- [EXCERPTED RECORDS]:
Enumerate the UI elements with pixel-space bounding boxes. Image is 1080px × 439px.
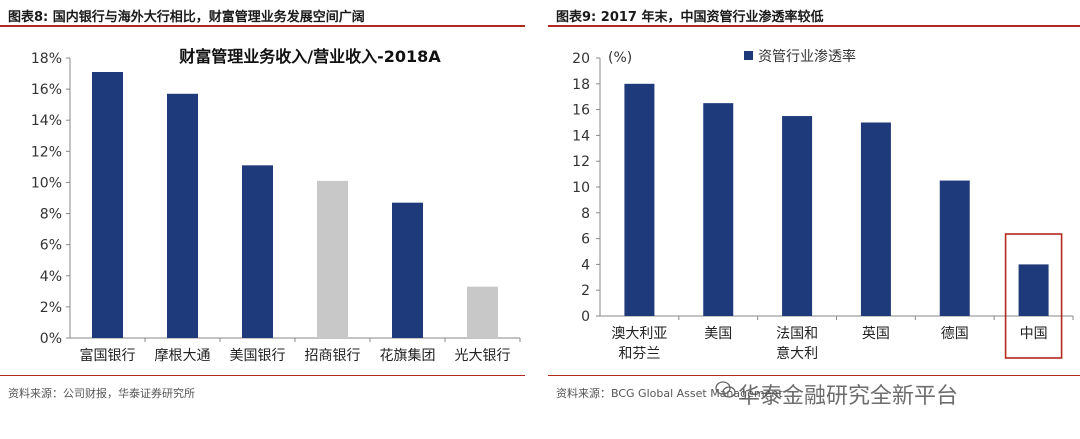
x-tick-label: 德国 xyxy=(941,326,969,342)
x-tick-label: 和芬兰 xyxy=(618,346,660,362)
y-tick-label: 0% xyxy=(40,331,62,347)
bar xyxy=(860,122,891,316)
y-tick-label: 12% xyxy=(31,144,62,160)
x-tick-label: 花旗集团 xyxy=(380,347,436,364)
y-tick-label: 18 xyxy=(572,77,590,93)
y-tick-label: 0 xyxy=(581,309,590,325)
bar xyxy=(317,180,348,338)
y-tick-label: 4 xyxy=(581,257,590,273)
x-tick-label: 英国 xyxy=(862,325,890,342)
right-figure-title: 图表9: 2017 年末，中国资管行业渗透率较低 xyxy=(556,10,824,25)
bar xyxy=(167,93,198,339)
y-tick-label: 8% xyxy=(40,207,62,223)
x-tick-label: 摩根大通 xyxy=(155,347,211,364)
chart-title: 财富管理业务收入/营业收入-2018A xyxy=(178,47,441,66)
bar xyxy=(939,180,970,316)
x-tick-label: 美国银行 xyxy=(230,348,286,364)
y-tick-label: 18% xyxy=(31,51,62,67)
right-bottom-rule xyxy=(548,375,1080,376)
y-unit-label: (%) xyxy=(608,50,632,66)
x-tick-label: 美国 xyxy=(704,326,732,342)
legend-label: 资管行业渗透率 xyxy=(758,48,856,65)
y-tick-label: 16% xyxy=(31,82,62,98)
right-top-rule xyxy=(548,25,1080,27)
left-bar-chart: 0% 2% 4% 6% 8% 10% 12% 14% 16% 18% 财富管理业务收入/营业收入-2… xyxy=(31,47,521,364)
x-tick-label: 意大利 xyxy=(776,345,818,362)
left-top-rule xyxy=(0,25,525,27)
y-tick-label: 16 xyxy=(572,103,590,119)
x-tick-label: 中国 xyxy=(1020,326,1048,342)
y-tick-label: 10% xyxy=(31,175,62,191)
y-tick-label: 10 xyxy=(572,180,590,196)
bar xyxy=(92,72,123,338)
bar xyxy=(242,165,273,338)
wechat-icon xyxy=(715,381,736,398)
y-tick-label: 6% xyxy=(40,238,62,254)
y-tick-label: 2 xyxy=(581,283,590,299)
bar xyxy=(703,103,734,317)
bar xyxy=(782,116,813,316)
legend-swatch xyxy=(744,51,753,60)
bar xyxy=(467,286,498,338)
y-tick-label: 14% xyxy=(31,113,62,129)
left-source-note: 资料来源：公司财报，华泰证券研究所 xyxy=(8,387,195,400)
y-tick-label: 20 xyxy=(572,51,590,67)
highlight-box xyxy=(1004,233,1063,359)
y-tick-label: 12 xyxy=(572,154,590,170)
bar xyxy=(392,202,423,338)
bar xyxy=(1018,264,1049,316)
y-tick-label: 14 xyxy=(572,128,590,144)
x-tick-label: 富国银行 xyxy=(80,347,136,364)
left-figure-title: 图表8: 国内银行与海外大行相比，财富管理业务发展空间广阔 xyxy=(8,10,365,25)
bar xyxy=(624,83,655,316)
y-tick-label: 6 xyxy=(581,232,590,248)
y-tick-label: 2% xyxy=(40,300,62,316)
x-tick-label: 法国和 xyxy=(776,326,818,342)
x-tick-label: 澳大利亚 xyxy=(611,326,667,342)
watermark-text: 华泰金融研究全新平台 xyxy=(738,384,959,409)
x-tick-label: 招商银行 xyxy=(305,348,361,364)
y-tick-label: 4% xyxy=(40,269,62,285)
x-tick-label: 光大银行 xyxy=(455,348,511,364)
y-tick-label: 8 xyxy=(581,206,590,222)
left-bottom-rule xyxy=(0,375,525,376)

...

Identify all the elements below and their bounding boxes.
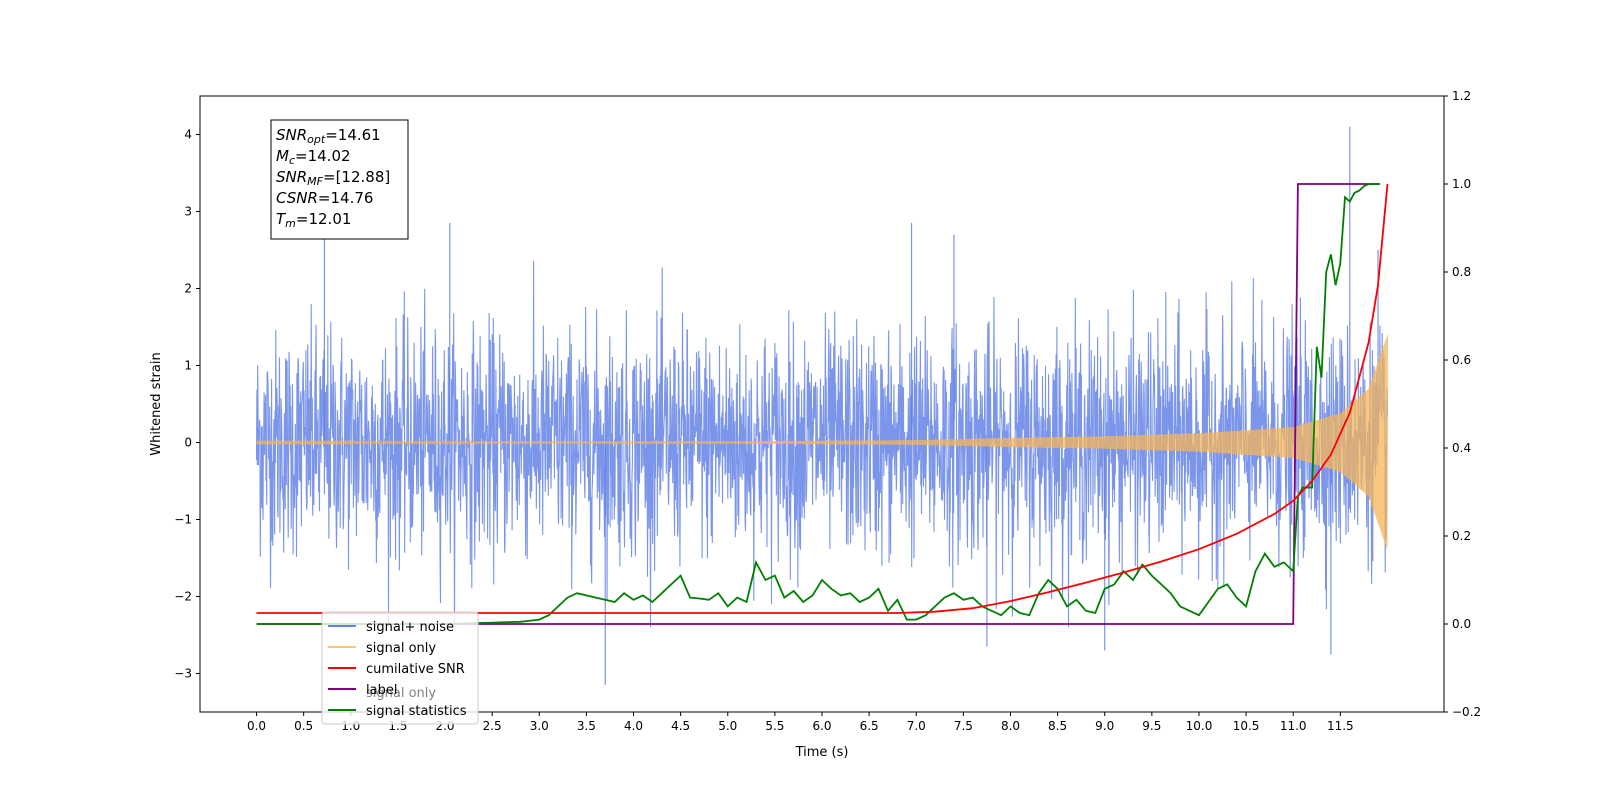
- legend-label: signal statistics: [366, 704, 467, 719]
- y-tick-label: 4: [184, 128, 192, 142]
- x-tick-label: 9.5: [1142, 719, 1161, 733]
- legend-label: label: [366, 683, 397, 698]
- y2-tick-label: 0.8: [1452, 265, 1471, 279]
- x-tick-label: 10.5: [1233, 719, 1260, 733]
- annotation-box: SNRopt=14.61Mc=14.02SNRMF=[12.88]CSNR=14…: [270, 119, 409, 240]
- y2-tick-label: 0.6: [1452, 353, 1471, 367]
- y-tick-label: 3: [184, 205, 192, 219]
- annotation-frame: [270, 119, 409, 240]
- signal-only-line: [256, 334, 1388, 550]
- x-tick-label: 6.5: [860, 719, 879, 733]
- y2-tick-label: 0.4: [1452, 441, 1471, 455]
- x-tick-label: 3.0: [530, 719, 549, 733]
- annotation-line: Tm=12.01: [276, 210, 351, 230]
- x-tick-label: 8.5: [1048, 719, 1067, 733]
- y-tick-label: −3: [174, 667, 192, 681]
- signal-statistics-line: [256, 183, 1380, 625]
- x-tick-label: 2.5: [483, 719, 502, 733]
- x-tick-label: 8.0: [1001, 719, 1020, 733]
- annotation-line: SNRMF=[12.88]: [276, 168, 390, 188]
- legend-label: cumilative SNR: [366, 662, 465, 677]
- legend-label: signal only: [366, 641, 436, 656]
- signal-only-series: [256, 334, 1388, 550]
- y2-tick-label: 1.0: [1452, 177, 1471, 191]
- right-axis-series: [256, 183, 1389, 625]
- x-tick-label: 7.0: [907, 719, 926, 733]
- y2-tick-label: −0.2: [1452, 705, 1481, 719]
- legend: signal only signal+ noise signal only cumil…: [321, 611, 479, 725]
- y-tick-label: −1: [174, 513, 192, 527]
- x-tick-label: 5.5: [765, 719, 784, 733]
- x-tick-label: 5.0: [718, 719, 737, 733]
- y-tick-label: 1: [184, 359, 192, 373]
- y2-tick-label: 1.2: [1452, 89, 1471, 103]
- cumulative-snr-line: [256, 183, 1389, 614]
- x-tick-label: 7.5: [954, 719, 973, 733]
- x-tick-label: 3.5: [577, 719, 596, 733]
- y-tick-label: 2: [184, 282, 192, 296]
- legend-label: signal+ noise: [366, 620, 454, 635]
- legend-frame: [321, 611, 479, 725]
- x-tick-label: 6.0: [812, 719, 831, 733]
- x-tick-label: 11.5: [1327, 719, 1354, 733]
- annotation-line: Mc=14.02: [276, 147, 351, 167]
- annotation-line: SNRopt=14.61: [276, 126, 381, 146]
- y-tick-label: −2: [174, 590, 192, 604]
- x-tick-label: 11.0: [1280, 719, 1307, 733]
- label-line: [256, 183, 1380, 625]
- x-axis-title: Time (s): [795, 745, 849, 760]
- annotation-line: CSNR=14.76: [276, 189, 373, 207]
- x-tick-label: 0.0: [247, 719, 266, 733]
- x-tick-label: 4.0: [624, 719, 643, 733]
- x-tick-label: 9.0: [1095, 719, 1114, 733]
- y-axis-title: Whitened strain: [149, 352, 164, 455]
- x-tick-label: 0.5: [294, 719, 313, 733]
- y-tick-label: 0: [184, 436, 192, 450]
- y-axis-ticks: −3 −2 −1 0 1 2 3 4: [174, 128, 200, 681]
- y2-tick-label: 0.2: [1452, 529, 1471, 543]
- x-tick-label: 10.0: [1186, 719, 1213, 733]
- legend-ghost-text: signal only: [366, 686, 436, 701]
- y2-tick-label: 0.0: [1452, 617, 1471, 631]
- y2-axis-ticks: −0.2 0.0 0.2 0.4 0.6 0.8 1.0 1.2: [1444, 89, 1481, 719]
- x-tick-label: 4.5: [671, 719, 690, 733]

==

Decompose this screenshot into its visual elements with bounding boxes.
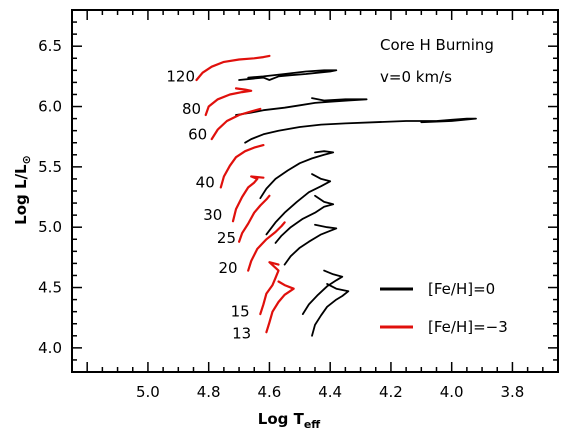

- [REQUIREMENT]: Copy the listing word for word, starting with the line that contains "Enumerate the UI" and going on through the line that contains "y-tick-label: 4 xyxy=(581,257,590,273)". Leave the picture out of your copy.

- [TASK ANSWER]:
Enumerate the UI elements with pixel-space bounding boxes. Image is 1080px × 439px.
x-tick-label: 德国 xyxy=(941,326,969,342)
x-tick-label: 和芬兰 xyxy=(618,346,660,362)
y-tick-label: 0% xyxy=(40,331,62,347)
bar xyxy=(860,122,891,316)
y-tick-label: 12% xyxy=(31,144,62,160)
x-tick-label: 花旗集团 xyxy=(380,347,436,364)
y-tick-label: 18 xyxy=(572,77,590,93)
y-tick-label: 0 xyxy=(581,309,590,325)
bar xyxy=(317,180,348,338)
y-tick-label: 4 xyxy=(581,257,590,273)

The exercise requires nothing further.